• What is required: Transcribe the data in full and exactly, omitting any pictures.

[Saved entries]
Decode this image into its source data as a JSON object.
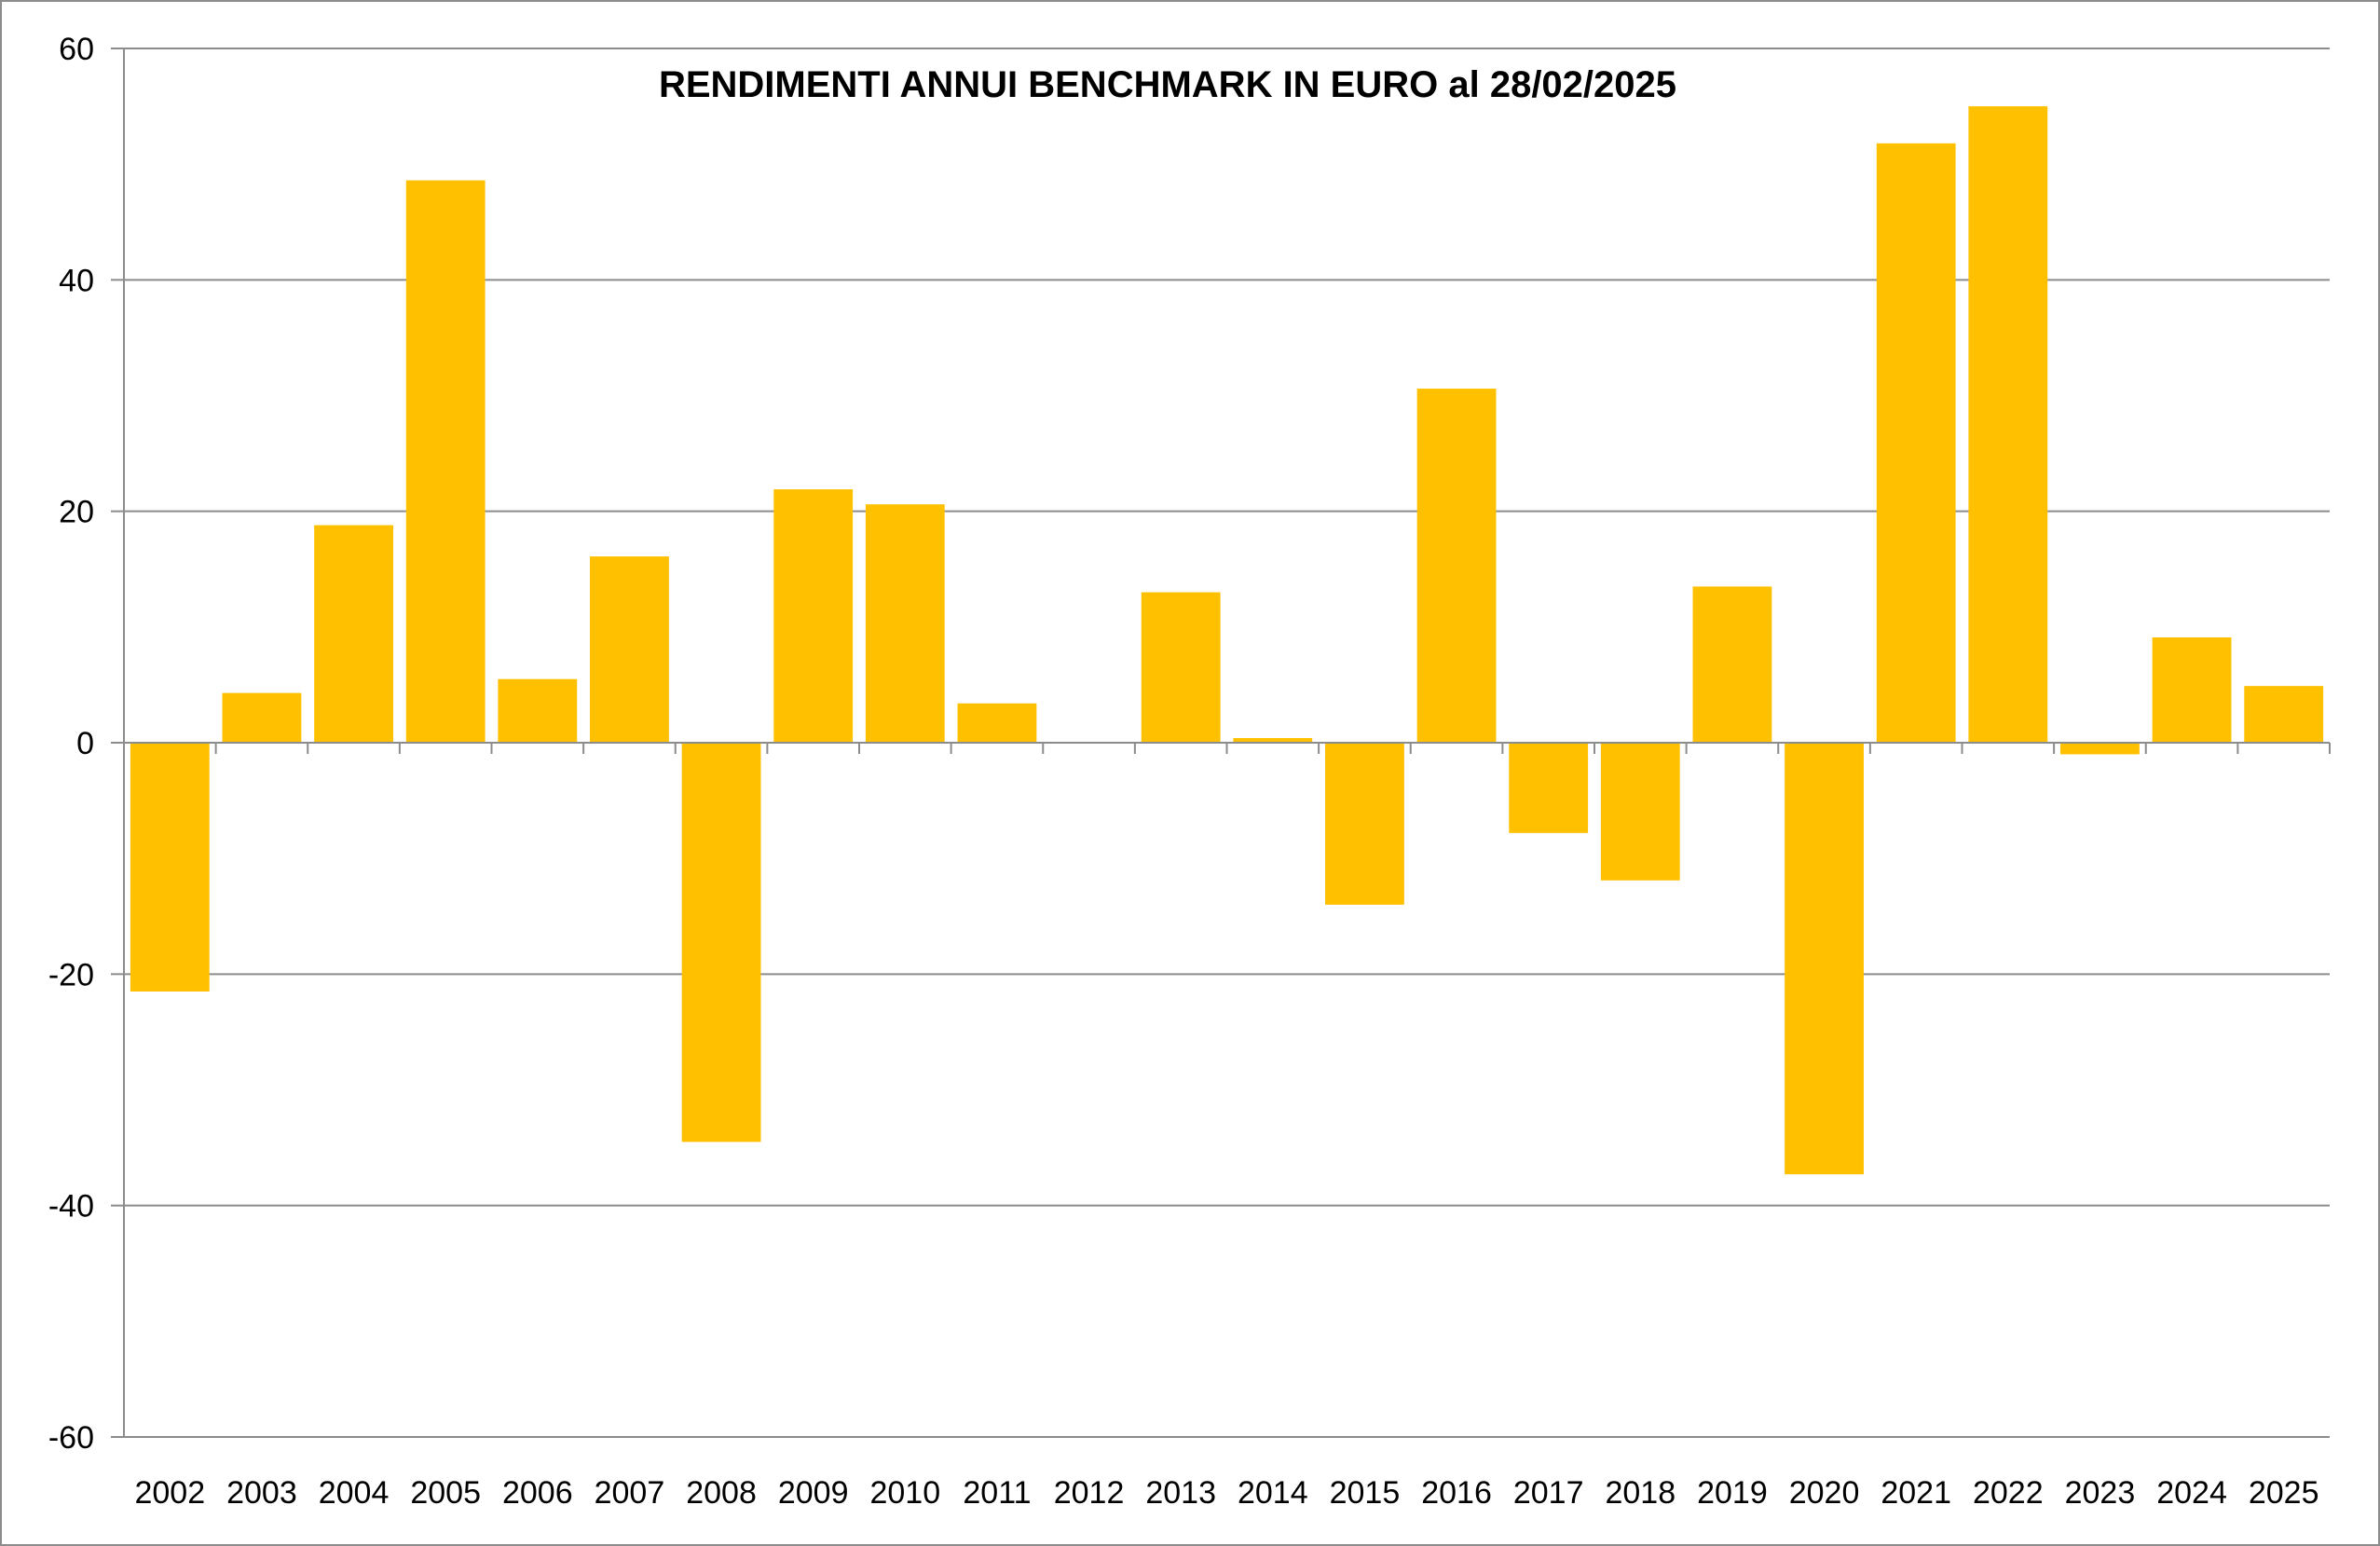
{
  "chart_data": {
    "type": "bar",
    "title": "RENDIMENTI ANNUI BENCHMARK IN EURO al 28/02/2025",
    "xlabel": "",
    "ylabel": "",
    "categories": [
      "2002",
      "2003",
      "2004",
      "2005",
      "2006",
      "2007",
      "2008",
      "2009",
      "2010",
      "2011",
      "2012",
      "2013",
      "2014",
      "2015",
      "2016",
      "2017",
      "2018",
      "2019",
      "2020",
      "2021",
      "2022",
      "2023",
      "2024",
      "2025"
    ],
    "values": [
      -21.5,
      4.3,
      18.8,
      48.6,
      5.5,
      16.1,
      -34.5,
      21.9,
      20.6,
      3.4,
      0,
      13.0,
      0.4,
      -14.0,
      30.6,
      -7.8,
      -11.9,
      13.5,
      -37.3,
      51.8,
      55.0,
      -1.0,
      9.1,
      4.9
    ],
    "ylim": [
      -60,
      60
    ],
    "yticks": [
      "-60",
      "-40",
      "-20",
      "0",
      "20",
      "40",
      "60"
    ],
    "grid": true,
    "legend": "none",
    "colors": {
      "bar": "#FFC000",
      "grid": "#8c8c8c"
    }
  }
}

• Answer:
Decode this image into its source data as a JSON object.
{
  "chart_data": {
    "type": "bar",
    "title": "RENDIMENTI ANNUI BENCHMARK IN EURO al 28/02/2025",
    "xlabel": "",
    "ylabel": "",
    "categories": [
      "2002",
      "2003",
      "2004",
      "2005",
      "2006",
      "2007",
      "2008",
      "2009",
      "2010",
      "2011",
      "2012",
      "2013",
      "2014",
      "2015",
      "2016",
      "2017",
      "2018",
      "2019",
      "2020",
      "2021",
      "2022",
      "2023",
      "2024",
      "2025"
    ],
    "values": [
      -21.5,
      4.3,
      18.8,
      48.6,
      5.5,
      16.1,
      -34.5,
      21.9,
      20.6,
      3.4,
      0,
      13.0,
      0.4,
      -14.0,
      30.6,
      -7.8,
      -11.9,
      13.5,
      -37.3,
      51.8,
      55.0,
      -1.0,
      9.1,
      4.9
    ],
    "ylim": [
      -60,
      60
    ],
    "yticks": [
      "-60",
      "-40",
      "-20",
      "0",
      "20",
      "40",
      "60"
    ],
    "grid": true,
    "legend": "none",
    "colors": {
      "bar": "#FFC000",
      "grid": "#8c8c8c"
    }
  }
}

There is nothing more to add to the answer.